━━━━━ ESTRATTO FORNITO

Laddove però sia stato lo stesso giudice comune a sollevare una questione di legittimità costituzionale che coinvolga anche le norme della Carta, questa Corte non potrà esimersi, eventualmente previo rinvio pregiudiziale alla Corte di giustizia UE, dal fornire una risposta a tale questione con gli strumenti che le sono propri: strumenti tra i quali si annovera anche la dichiarazione di illegittimità costituzionale della disposizione ritenuta in contrasto con la Carta (e pertanto con gli artt. 11 e 117, comma 1, Cost.), con conseguente eliminazione dall’ordinamento, con effetti erga omnes, di tale disposizione.”
Così ricostruito il quadro giurisprudenziale in punto di pregiudizialità, questo Giudice ritiene di dover investire preliminarmente la Corte Costituzionale.
Da ultimo, con la sentenza 10 maggio 2022, n. 149, la Corte Costituzionale ha ribadito i principi sopra espressi, precisando che comunque, i due rimedi – disapplicazione e giudizio di legittimità costituzionale – rimangono concorrenti.
Nella recente pronuncia, i Giudici Costituzionali hanno invero precisato che: “secondo un’ormai copiosa giurisprudenza costituzionale, l’eventuale effetto diretto negli ordinamenti degli Stati membri dei diritti riconosciuti dalla Carta (e delle norme di diritto derivato attuative di tali diritti) non rende inammissibili le questioni di legittimità costituzionale che denuncino il contrasto tra una disposizione di legge nazionale e quei medesimi diritti, i quali intersecano in larga misura i principi e i diritti garantiti dalla stessa Costituzione italiana.

━━━━━━━━━━
━━━━━ MATERIALE DA ELABORARE

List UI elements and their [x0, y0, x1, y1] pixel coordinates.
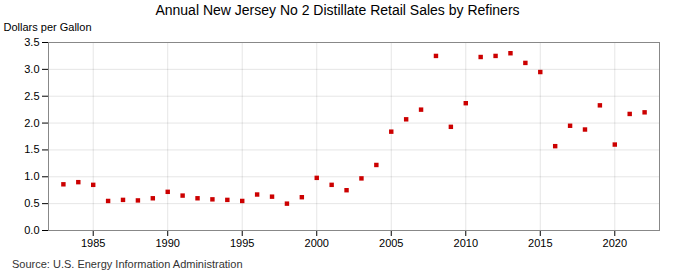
svg-text:0.0: 0.0 [24, 224, 39, 236]
svg-text:3.5: 3.5 [24, 36, 39, 48]
svg-text:2015: 2015 [528, 237, 552, 249]
svg-text:3.0: 3.0 [24, 63, 39, 75]
svg-text:2000: 2000 [305, 237, 329, 249]
svg-text:2010: 2010 [454, 237, 478, 249]
svg-text:0.5: 0.5 [24, 197, 39, 209]
svg-text:2020: 2020 [603, 237, 627, 249]
html-text:Source: U.S. Energy Informatio: Source: U.S. Energy Information Administ… [12, 258, 243, 270]
svg-text:1990: 1990 [155, 237, 179, 249]
svg-text:2.5: 2.5 [24, 90, 39, 102]
svg-text:1.5: 1.5 [24, 143, 39, 155]
svg-text:1995: 1995 [230, 237, 254, 249]
svg-text:1.0: 1.0 [24, 170, 39, 182]
svg-text:Dollars per Gallon: Dollars per Gallon [4, 21, 92, 33]
svg-text:1985: 1985 [81, 237, 105, 249]
html-text:Annual New Jersey No 2 Distill: Annual New Jersey No 2 Distillate Retail… [155, 2, 520, 18]
svg-text:2.0: 2.0 [24, 117, 39, 129]
svg-text:2005: 2005 [379, 237, 403, 249]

━━━━━━━━━━

> [ELENCO COMPITI]
(a) Ricopia senza modifiche le righe dei record comprese tra quella che contiene "svg-text:0.0: 0.0 [24, 224, 39, 236]" e quella che contiene "svg-text:Dollars per Gallon: Dollars", entrambe incluse.
(b) Prosegui il brano sulla pregiudizialità costituzionale e sui diritti della Carta UE, riprendendo dal punto in cui si interrompe.

> [RISPOSTE]
(a)
svg-text:0.0: 0.0 [24, 224, 39, 236]
svg-text:3.5: 3.5 [24, 36, 39, 48]
svg-text:2015: 2015 [528, 237, 552, 249]
svg-text:3.0: 3.0 [24, 63, 39, 75]
svg-text:2000: 2000 [305, 237, 329, 249]
svg-text:2010: 2010 [454, 237, 478, 249]
svg-text:0.5: 0.5 [24, 197, 39, 209]
svg-text:2020: 2020 [603, 237, 627, 249]
html-text:Source: U.S. Energy Informatio: Source: U.S. Energy Information Administ… [12, 258, 243, 270]
svg-text:1990: 1990 [155, 237, 179, 249]
svg-text:2.5: 2.5 [24, 90, 39, 102]
svg-text:1.5: 1.5 [24, 143, 39, 155]
svg-text:1995: 1995 [230, 237, 254, 249]
svg-text:1.0: 1.0 [24, 170, 39, 182]
svg-text:Dollars per Gallon: Dollars per Gallon [4, 21, 92, 33]

(b)
Questioni siffatte, una volta sollevate, debbono invece essere scrutinate nel merito da questa Corte, cui unicamente spetta il compito di dichiarare, con effetti erga omnes, l’illegittimità costituzionale delle disposizioni che risultassero contrarie alla Carta, in forza degli artt. 11 e 117, comma 1, Cost. (sentenze n. 54 del 2022; n. 182 del 2021; n. 49 del 2021; n. 11 del 2020; n. 63 del 2019; n. 20 del 2019 e n. 269 del 2017; ordinanze n. 182 del 2020 e n. 117 del 2019).
Tale rimedio non si sostituisce, ma si aggiunge a quello rappresentato dalla disapplicazione nel singolo caso concreto, da parte del giudice comune, della disposizione contraria a una norma della Carta avente effetto diretto (sentenza n. 67 del 2022: «il sindacato accentrato di costituzionalità, configurato dall’art. 134 Cost., non è alternativo a un meccanismo diffuso di attuazione del diritto europeo»).
E ciò in un’ottica di arricchimento degli strumenti di tutela dei diritti fondamentali che, «per definizione, esclude ogni preclusione» (ancora, sentenza n. 20 del 2019), e che vede tanto il giudice comune quanto questa Corte impegnati a dare attuazione al diritto dell’Unione europea nell’ordinamento italiano, ciascuno con i propri strumenti e ciascuno nell’ambito delle rispettive competenze”.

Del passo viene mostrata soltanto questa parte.